▸ BRIEF
Copy all of the rows below word for word, and leave out the pictures.

>> START DATA FOR THE TASK

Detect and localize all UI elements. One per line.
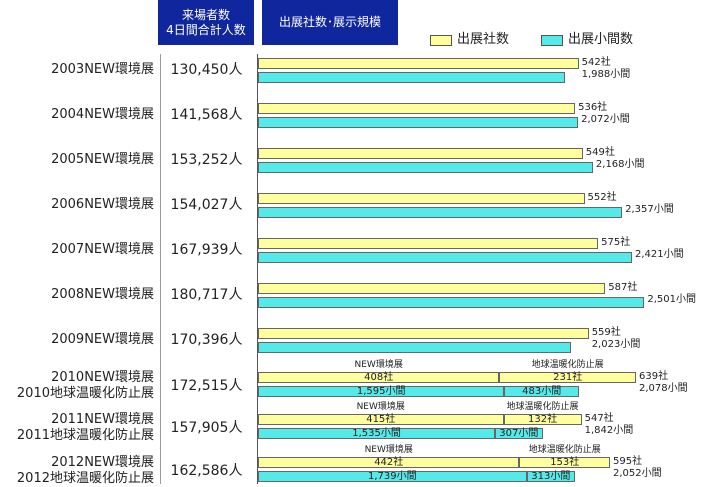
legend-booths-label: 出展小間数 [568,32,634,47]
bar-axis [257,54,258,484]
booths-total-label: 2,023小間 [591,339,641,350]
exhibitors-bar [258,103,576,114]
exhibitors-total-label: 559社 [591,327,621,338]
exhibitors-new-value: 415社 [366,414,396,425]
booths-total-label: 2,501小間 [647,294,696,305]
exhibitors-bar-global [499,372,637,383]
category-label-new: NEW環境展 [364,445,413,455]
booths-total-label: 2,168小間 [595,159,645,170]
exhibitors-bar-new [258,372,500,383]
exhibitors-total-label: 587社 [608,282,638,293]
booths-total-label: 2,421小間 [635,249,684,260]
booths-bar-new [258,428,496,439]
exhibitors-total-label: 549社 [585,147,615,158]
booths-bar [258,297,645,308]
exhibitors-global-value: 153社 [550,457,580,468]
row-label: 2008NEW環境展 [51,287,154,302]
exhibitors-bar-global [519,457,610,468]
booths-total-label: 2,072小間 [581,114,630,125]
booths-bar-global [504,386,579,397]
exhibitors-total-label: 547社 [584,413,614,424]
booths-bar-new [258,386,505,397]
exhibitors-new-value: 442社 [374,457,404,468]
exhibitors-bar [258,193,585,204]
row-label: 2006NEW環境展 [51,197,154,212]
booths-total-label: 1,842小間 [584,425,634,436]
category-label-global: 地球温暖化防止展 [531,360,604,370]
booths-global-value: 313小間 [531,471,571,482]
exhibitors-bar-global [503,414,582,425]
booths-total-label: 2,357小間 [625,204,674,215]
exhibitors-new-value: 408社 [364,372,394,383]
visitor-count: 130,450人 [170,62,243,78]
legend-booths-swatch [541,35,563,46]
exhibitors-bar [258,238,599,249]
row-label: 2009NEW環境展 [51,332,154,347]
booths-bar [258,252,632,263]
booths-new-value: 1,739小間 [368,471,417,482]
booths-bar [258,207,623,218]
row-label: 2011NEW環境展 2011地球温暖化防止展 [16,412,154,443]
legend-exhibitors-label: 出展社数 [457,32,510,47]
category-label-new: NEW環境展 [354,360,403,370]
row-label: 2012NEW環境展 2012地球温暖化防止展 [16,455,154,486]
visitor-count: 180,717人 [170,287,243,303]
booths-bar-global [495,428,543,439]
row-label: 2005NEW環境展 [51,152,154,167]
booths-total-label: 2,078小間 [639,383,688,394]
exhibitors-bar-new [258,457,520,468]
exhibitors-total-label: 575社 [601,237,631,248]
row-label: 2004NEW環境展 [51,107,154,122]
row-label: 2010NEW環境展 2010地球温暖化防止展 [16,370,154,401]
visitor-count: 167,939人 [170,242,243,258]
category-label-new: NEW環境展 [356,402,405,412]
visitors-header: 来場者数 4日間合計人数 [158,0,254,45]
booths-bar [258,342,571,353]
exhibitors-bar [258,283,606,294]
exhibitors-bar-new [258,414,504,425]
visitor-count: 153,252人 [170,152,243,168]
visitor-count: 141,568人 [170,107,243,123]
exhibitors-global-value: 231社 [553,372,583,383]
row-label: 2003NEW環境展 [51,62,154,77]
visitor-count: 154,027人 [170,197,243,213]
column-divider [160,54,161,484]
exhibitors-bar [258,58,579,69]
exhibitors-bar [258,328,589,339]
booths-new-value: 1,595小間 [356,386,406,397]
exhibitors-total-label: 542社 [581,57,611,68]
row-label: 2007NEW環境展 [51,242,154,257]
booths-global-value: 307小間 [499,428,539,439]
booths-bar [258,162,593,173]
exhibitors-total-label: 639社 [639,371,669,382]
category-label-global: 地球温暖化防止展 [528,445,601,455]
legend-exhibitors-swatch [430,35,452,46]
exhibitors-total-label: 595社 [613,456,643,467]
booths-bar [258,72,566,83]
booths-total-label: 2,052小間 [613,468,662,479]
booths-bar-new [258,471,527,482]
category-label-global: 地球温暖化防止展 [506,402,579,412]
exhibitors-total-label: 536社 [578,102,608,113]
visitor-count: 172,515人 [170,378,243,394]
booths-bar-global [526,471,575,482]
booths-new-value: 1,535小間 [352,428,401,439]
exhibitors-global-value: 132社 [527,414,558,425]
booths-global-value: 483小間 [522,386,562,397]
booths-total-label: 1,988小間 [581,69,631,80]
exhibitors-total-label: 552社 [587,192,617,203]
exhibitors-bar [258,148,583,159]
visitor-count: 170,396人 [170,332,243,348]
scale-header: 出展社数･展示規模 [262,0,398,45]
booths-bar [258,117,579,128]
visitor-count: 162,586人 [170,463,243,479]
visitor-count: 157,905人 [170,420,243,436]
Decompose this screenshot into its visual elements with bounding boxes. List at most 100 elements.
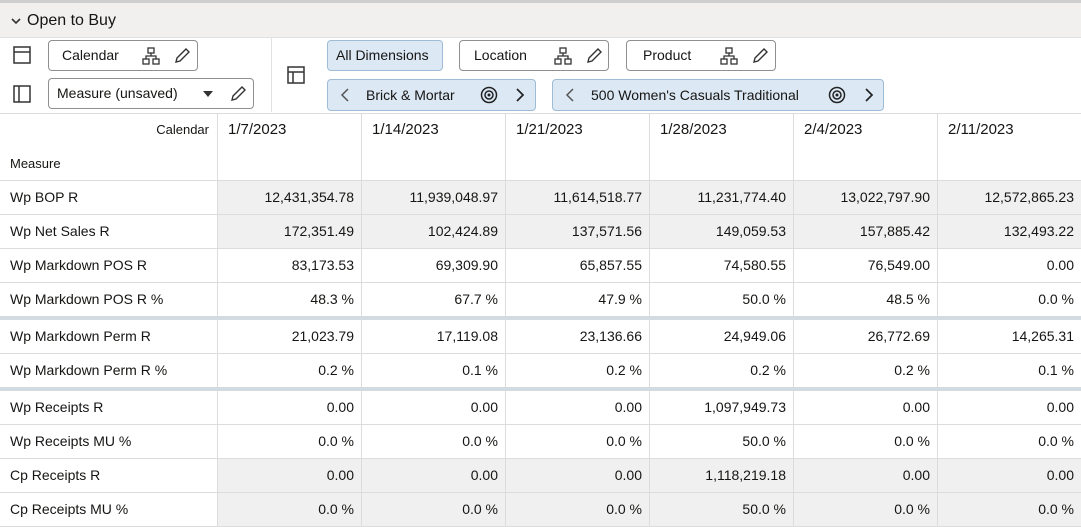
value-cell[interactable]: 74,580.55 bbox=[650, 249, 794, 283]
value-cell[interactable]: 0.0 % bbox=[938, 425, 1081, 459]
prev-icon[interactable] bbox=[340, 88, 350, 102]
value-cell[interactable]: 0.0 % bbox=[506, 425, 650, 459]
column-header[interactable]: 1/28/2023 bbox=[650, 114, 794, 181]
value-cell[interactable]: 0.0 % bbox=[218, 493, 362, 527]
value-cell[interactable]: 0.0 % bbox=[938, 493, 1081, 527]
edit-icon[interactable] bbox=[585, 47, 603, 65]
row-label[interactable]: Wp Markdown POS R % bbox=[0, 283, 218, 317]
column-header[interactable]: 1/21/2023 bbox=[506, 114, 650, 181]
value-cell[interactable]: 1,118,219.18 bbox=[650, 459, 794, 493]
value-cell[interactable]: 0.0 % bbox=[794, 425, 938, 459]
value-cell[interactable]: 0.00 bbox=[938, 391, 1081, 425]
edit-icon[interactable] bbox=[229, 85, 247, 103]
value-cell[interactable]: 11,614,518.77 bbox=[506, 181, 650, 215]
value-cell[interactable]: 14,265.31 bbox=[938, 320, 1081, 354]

>> END DATA FOR THE TASK

▸ ANSWER FOR THIS EXERCISE
Detect and localize all UI elements. One per line.
legend-booths-label: 出展小間数 [568,32,634,47]
bar-axis [257,54,258,484]
booths-total-label: 2,023小間 [591,339,641,350]
exhibitors-bar [258,103,576,114]
exhibitors-total-label: 559社 [591,327,621,338]
exhibitors-new-value: 415社 [366,414,396,425]
booths-total-label: 2,501小間 [647,294,696,305]
exhibitors-bar-global [499,372,637,383]
category-label-new: NEW環境展 [364,445,413,455]
booths-total-label: 2,168小間 [595,159,645,170]
exhibitors-bar-new [258,372,500,383]
exhibitors-total-label: 587社 [608,282,638,293]
booths-total-label: 2,421小間 [635,249,684,260]
booths-bar-new [258,428,496,439]
exhibitors-total-label: 549社 [585,147,615,158]
booths-bar [258,297,645,308]
exhibitors-global-value: 153社 [550,457,580,468]
row-label: 2008NEW環境展 [51,287,154,302]
exhibitors-bar-global [519,457,610,468]
booths-total-label: 2,072小間 [581,114,630,125]
booths-bar-global [504,386,579,397]
exhibitors-total-label: 547社 [584,413,614,424]
booths-bar-new [258,386,505,397]
exhibitors-new-value: 442社 [374,457,404,468]
exhibitors-bar [258,193,585,204]
row-label: 2006NEW環境展 [51,197,154,212]
booths-total-label: 1,842小間 [584,425,634,436]
category-label-global: 地球温暖化防止展 [531,360,604,370]
booths-global-value: 313小間 [531,471,571,482]
exhibitors-bar-global [503,414,582,425]
booths-total-label: 2,357小間 [625,204,674,215]
exhibitors-new-value: 408社 [364,372,394,383]
visitor-count: 130,450人 [170,62,243,78]
legend-booths-swatch [541,35,563,46]
exhibitors-bar [258,238,599,249]
row-label: 2009NEW環境展 [51,332,154,347]
booths-bar [258,252,632,263]
booths-new-value: 1,739小間 [368,471,417,482]
booths-bar [258,207,623,218]
row-label: 2011NEW環境展 2011地球温暖化防止展 [16,412,154,443]
legend-exhibitors-label: 出展社数 [457,32,510,47]
category-label-new: NEW環境展 [354,360,403,370]
row-label: 2012NEW環境展 2012地球温暖化防止展 [16,455,154,486]
visitor-count: 180,717人 [170,287,243,303]
booths-bar-global [495,428,543,439]
row-label: 2005NEW環境展 [51,152,154,167]
booths-total-label: 2,078小間 [639,383,688,394]
exhibitors-bar-new [258,457,520,468]
exhibitors-total-label: 575社 [601,237,631,248]
row-label: 2004NEW環境展 [51,107,154,122]
row-label: 2010NEW環境展 2010地球温暖化防止展 [16,370,154,401]
visitor-count: 167,939人 [170,242,243,258]
category-label-new: NEW環境展 [356,402,405,412]
visitors-header: 来場者数 4日間合計人数 [158,0,254,45]
booths-bar [258,342,571,353]
exhibitors-bar [258,283,606,294]
exhibitors-bar-new [258,414,504,425]
visitor-count: 153,252人 [170,152,243,168]
visitor-count: 141,568人 [170,107,243,123]
exhibitors-global-value: 231社 [553,372,583,383]
row-label: 2003NEW環境展 [51,62,154,77]
visitor-count: 154,027人 [170,197,243,213]
column-divider [160,54,161,484]
exhibitors-bar [258,58,579,69]
exhibitors-bar [258,328,589,339]
booths-new-value: 1,595小間 [356,386,406,397]
exhibitors-total-label: 542社 [581,57,611,68]
row-label: 2007NEW環境展 [51,242,154,257]
booths-global-value: 307小間 [499,428,539,439]
booths-bar [258,162,593,173]
exhibitors-total-label: 639社 [639,371,669,382]
category-label-global: 地球温暖化防止展 [528,445,601,455]
legend-exhibitors-swatch [430,35,452,46]
exhibitors-total-label: 595社 [613,456,643,467]
booths-bar [258,72,566,83]
booths-total-label: 2,052小間 [613,468,662,479]
booths-bar-new [258,471,527,482]
category-label-global: 地球温暖化防止展 [506,402,579,412]
exhibitors-total-label: 536社 [578,102,608,113]
visitor-count: 172,515人 [170,378,243,394]
booths-bar-global [526,471,575,482]
booths-new-value: 1,535小間 [352,428,401,439]
exhibitors-global-value: 132社 [527,414,558,425]
booths-global-value: 483小間 [522,386,562,397]
booths-total-label: 1,988小間 [581,69,631,80]
exhibitors-total-label: 552社 [587,192,617,203]
exhibitors-bar [258,148,583,159]
visitor-count: 170,396人 [170,332,243,348]
scale-header: 出展社数･展示規模 [262,0,398,45]
booths-bar [258,117,579,128]
visitor-count: 162,586人 [170,463,243,479]
visitor-count: 157,905人 [170,420,243,436]
Decompose this screenshot into its visual elements with bounding boxes. List at most 100 elements.
value-cell[interactable]: 74,580.55 bbox=[650, 249, 794, 283]
value-cell[interactable]: 0.0 % bbox=[938, 425, 1081, 459]
prev-icon[interactable] bbox=[340, 88, 350, 102]
value-cell[interactable]: 0.0 % bbox=[506, 425, 650, 459]
column-header[interactable]: 1/28/2023 bbox=[650, 114, 794, 181]
value-cell[interactable]: 0.0 % bbox=[218, 493, 362, 527]
value-cell[interactable]: 0.0 % bbox=[938, 493, 1081, 527]
edit-icon[interactable] bbox=[585, 47, 603, 65]
row-label[interactable]: Wp Markdown POS R % bbox=[0, 283, 218, 317]
column-header[interactable]: 1/21/2023 bbox=[506, 114, 650, 181]
value-cell[interactable]: 1,118,219.18 bbox=[650, 459, 794, 493]
value-cell[interactable]: 0.0 % bbox=[794, 425, 938, 459]
value-cell[interactable]: 0.00 bbox=[938, 391, 1081, 425]
edit-icon[interactable] bbox=[229, 85, 247, 103]
value-cell[interactable]: 11,614,518.77 bbox=[506, 181, 650, 215]
value-cell[interactable]: 14,265.31 bbox=[938, 320, 1081, 354]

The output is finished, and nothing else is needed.